### TASK PROMPT
Check each line of the entries below for the string "Allow"; copy every line where it appears.

### MATERIALS PROVIDED

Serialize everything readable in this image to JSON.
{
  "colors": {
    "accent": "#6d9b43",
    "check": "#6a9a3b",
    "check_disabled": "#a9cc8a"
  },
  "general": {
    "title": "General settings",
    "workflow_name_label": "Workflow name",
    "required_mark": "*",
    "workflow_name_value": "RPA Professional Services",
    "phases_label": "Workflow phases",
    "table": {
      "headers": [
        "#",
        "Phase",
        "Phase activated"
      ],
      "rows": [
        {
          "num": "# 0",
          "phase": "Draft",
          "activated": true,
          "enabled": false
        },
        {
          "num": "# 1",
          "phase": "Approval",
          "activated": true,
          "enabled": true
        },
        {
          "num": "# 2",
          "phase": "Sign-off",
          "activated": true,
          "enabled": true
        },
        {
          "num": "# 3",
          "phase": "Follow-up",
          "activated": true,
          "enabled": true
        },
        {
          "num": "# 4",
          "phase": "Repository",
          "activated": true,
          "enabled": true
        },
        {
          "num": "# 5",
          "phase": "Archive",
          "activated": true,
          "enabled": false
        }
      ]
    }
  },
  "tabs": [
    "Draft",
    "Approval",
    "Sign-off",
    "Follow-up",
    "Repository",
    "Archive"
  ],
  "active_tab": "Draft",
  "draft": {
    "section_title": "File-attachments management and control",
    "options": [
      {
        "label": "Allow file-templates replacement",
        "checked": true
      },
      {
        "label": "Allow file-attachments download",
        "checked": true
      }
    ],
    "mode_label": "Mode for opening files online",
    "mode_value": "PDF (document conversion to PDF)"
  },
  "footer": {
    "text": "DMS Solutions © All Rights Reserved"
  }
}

### THE RESPONSE
        "label": "Allow file-templates replacement",
        "label": "Allow file-attachments download",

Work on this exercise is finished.